_GOAL_:
Return the material word for word. Do not include the pictures.

Extracted data entries
* Start *
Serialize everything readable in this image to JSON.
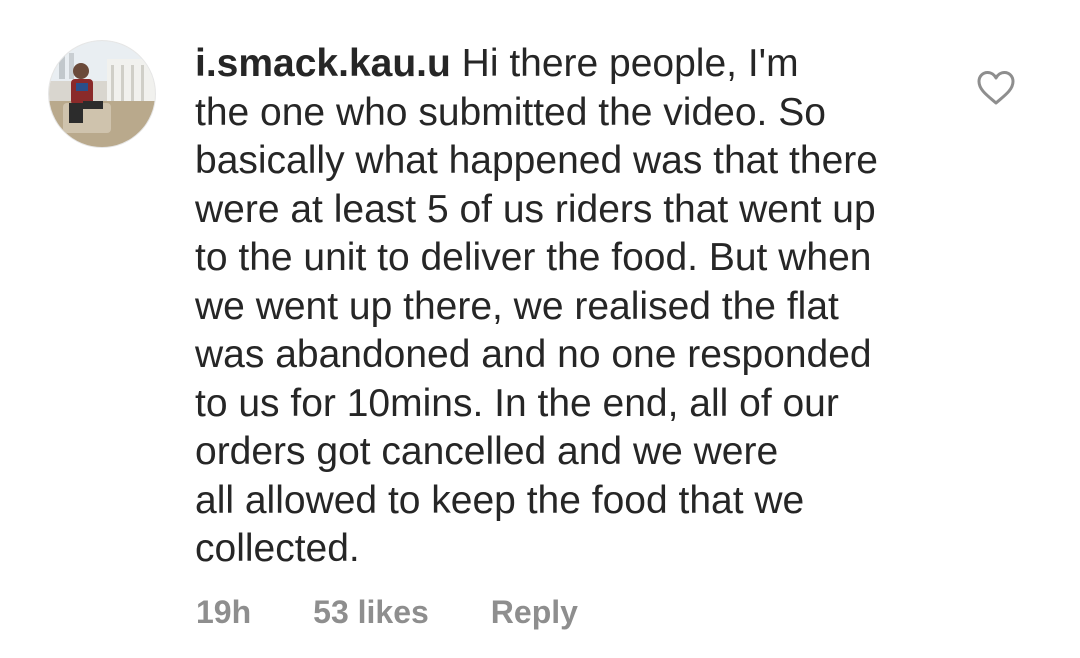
{
  "comment": {
    "username": "i.smack.kau.u",
    "lines": [
      "Hi there people, I'm",
      "the one who submitted the video. So",
      "basically what happened was that there",
      "were at least 5 of us riders that went up",
      "to the unit to deliver the food. But when",
      "we went up there, we realised the flat",
      "was abandoned and no one responded",
      "to us for 10mins. In the end, all of our",
      "orders got cancelled and we were",
      "all allowed to keep the food that we",
      "collected."
    ],
    "time_ago": "19h",
    "likes": "53 likes",
    "reply_label": "Reply",
    "like_icon": "heart-outline-icon"
  },
  "colors": {
    "text": "#262626",
    "meta": "#8e8e8e",
    "icon": "#8e8e8e"
  }
}
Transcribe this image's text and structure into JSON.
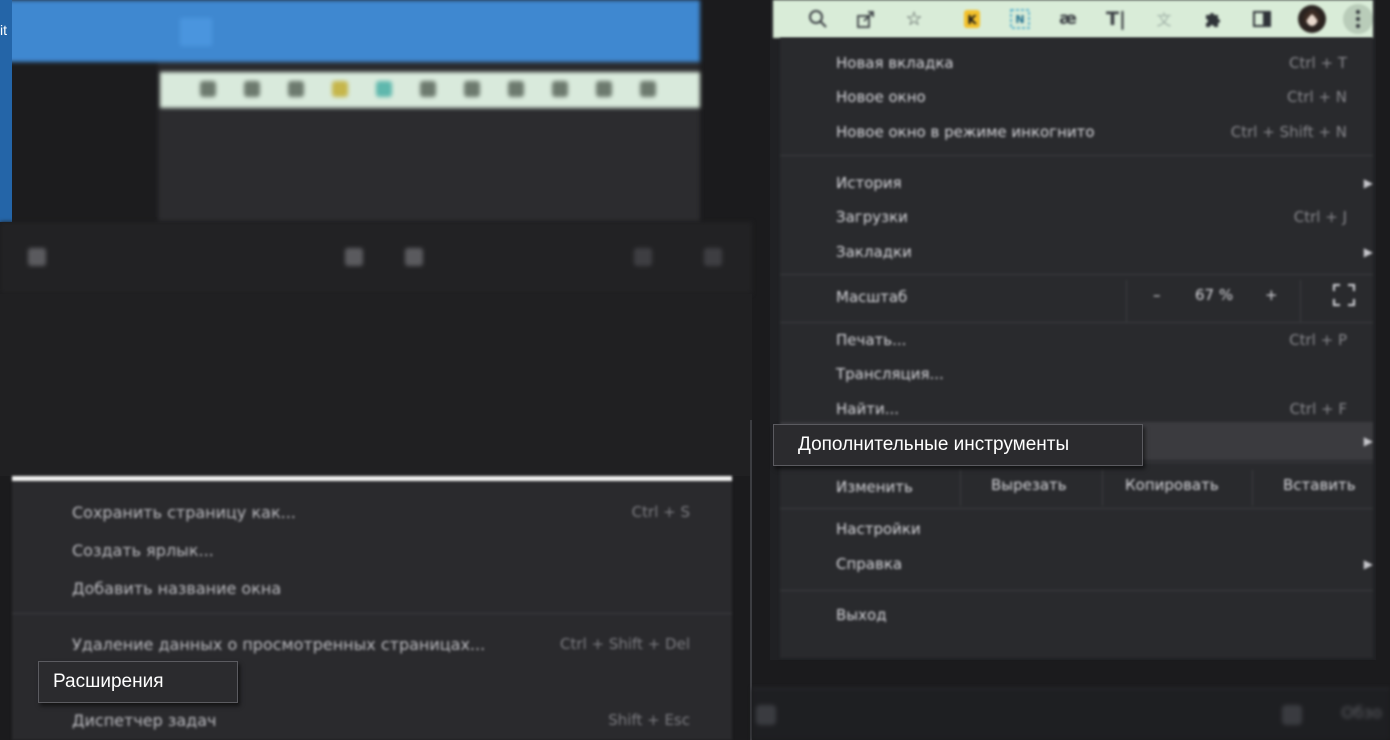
{
  "background": {
    "left_edge_text": "it",
    "top_tabs": [
      "",
      ""
    ],
    "toolbar_items": [
      "",
      "",
      "",
      ""
    ],
    "mini_menu": [
      {
        "label": "",
        "shortcut": ""
      },
      {
        "label": "",
        "shortcut": ""
      },
      {
        "label": "",
        "shortcut": ""
      }
    ]
  },
  "left_menu": {
    "items": [
      {
        "label": "Сохранить страницу как...",
        "shortcut": "Ctrl + S"
      },
      {
        "label": "Создать ярлык...",
        "shortcut": ""
      },
      {
        "label": "Добавить название окна",
        "shortcut": ""
      },
      {
        "label": "Удаление данных о просмотренных страницах...",
        "shortcut": "Ctrl + Shift + Del"
      },
      {
        "label": "Диспетчер задач",
        "shortcut": "Shift + Esc"
      }
    ],
    "tooltip": "Расширения"
  },
  "chrome": {
    "toolbar_icons": [
      "search-icon",
      "share-icon",
      "star-icon",
      "extension-k-icon",
      "extension-n-icon",
      "extension-ae-icon",
      "text-tool-icon",
      "translate-icon",
      "puzzle-icon",
      "sidebar-icon",
      "avatar",
      "kebab-menu-icon"
    ],
    "menu": {
      "new_tab": {
        "label": "Новая вкладка",
        "shortcut": "Ctrl + T"
      },
      "new_window": {
        "label": "Новое окно",
        "shortcut": "Ctrl + N"
      },
      "incognito": {
        "label": "Новое окно в режиме инкогнито",
        "shortcut": "Ctrl + Shift + N"
      },
      "history": {
        "label": "История"
      },
      "downloads": {
        "label": "Загрузки",
        "shortcut": "Ctrl + J"
      },
      "bookmarks": {
        "label": "Закладки"
      },
      "zoom": {
        "label": "Масштаб",
        "minus": "–",
        "value": "67 %",
        "plus": "+"
      },
      "print": {
        "label": "Печать...",
        "shortcut": "Ctrl + P"
      },
      "cast": {
        "label": "Трансляция..."
      },
      "find": {
        "label": "Найти...",
        "shortcut": "Ctrl + F"
      },
      "more_tools": {
        "label": "Дополнительные инструменты"
      },
      "edit": {
        "label": "Изменить",
        "cut": "Вырезать",
        "copy": "Копировать",
        "paste": "Вставить"
      },
      "settings": {
        "label": "Настройки"
      },
      "help": {
        "label": "Справка"
      },
      "exit": {
        "label": "Выход"
      }
    },
    "tooltip": "Дополнительные инструменты"
  },
  "bottom_bar": {
    "text": "Обзо"
  },
  "colors": {
    "menu_bg": "#292a2d",
    "toolbar_bg": "#d9ecd8",
    "tooltip_border": "#5b5b60"
  }
}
* End *
_COMPLETED EXERCISE_:
Serialize everything readable in this image to JSON.
{
  "comment": {
    "username": "i.smack.kau.u",
    "lines": [
      "Hi there people, I'm",
      "the one who submitted the video. So",
      "basically what happened was that there",
      "were at least 5 of us riders that went up",
      "to the unit to deliver the food. But when",
      "we went up there, we realised the flat",
      "was abandoned and no one responded",
      "to us for 10mins. In the end, all of our",
      "orders got cancelled and we were",
      "all allowed to keep the food that we",
      "collected."
    ],
    "time_ago": "19h",
    "likes": "53 likes",
    "reply_label": "Reply",
    "like_icon": "heart-outline-icon"
  },
  "colors": {
    "text": "#262626",
    "meta": "#8e8e8e",
    "icon": "#8e8e8e"
  }
}
Transcribe this image's text and structure into JSON.
{
  "background": {
    "left_edge_text": "it",
    "top_tabs": [
      "",
      ""
    ],
    "toolbar_items": [
      "",
      "",
      "",
      ""
    ],
    "mini_menu": [
      {
        "label": "",
        "shortcut": ""
      },
      {
        "label": "",
        "shortcut": ""
      },
      {
        "label": "",
        "shortcut": ""
      }
    ]
  },
  "left_menu": {
    "items": [
      {
        "label": "Сохранить страницу как...",
        "shortcut": "Ctrl + S"
      },
      {
        "label": "Создать ярлык...",
        "shortcut": ""
      },
      {
        "label": "Добавить название окна",
        "shortcut": ""
      },
      {
        "label": "Удаление данных о просмотренных страницах...",
        "shortcut": "Ctrl + Shift + Del"
      },
      {
        "label": "Диспетчер задач",
        "shortcut": "Shift + Esc"
      }
    ],
    "tooltip": "Расширения"
  },
  "chrome": {
    "toolbar_icons": [
      "search-icon",
      "share-icon",
      "star-icon",
      "extension-k-icon",
      "extension-n-icon",
      "extension-ae-icon",
      "text-tool-icon",
      "translate-icon",
      "puzzle-icon",
      "sidebar-icon",
      "avatar",
      "kebab-menu-icon"
    ],
    "menu": {
      "new_tab": {
        "label": "Новая вкладка",
        "shortcut": "Ctrl + T"
      },
      "new_window": {
        "label": "Новое окно",
        "shortcut": "Ctrl + N"
      },
      "incognito": {
        "label": "Новое окно в режиме инкогнито",
        "shortcut": "Ctrl + Shift + N"
      },
      "history": {
        "label": "История"
      },
      "downloads": {
        "label": "Загрузки",
        "shortcut": "Ctrl + J"
      },
      "bookmarks": {
        "label": "Закладки"
      },
      "zoom": {
        "label": "Масштаб",
        "minus": "–",
        "value": "67 %",
        "plus": "+"
      },
      "print": {
        "label": "Печать...",
        "shortcut": "Ctrl + P"
      },
      "cast": {
        "label": "Трансляция..."
      },
      "find": {
        "label": "Найти...",
        "shortcut": "Ctrl + F"
      },
      "more_tools": {
        "label": "Дополнительные инструменты"
      },
      "edit": {
        "label": "Изменить",
        "cut": "Вырезать",
        "copy": "Копировать",
        "paste": "Вставить"
      },
      "settings": {
        "label": "Настройки"
      },
      "help": {
        "label": "Справка"
      },
      "exit": {
        "label": "Выход"
      }
    },
    "tooltip": "Дополнительные инструменты"
  },
  "bottom_bar": {
    "text": "Обзо"
  },
  "colors": {
    "menu_bg": "#292a2d",
    "toolbar_bg": "#d9ecd8",
    "tooltip_border": "#5b5b60"
  }
}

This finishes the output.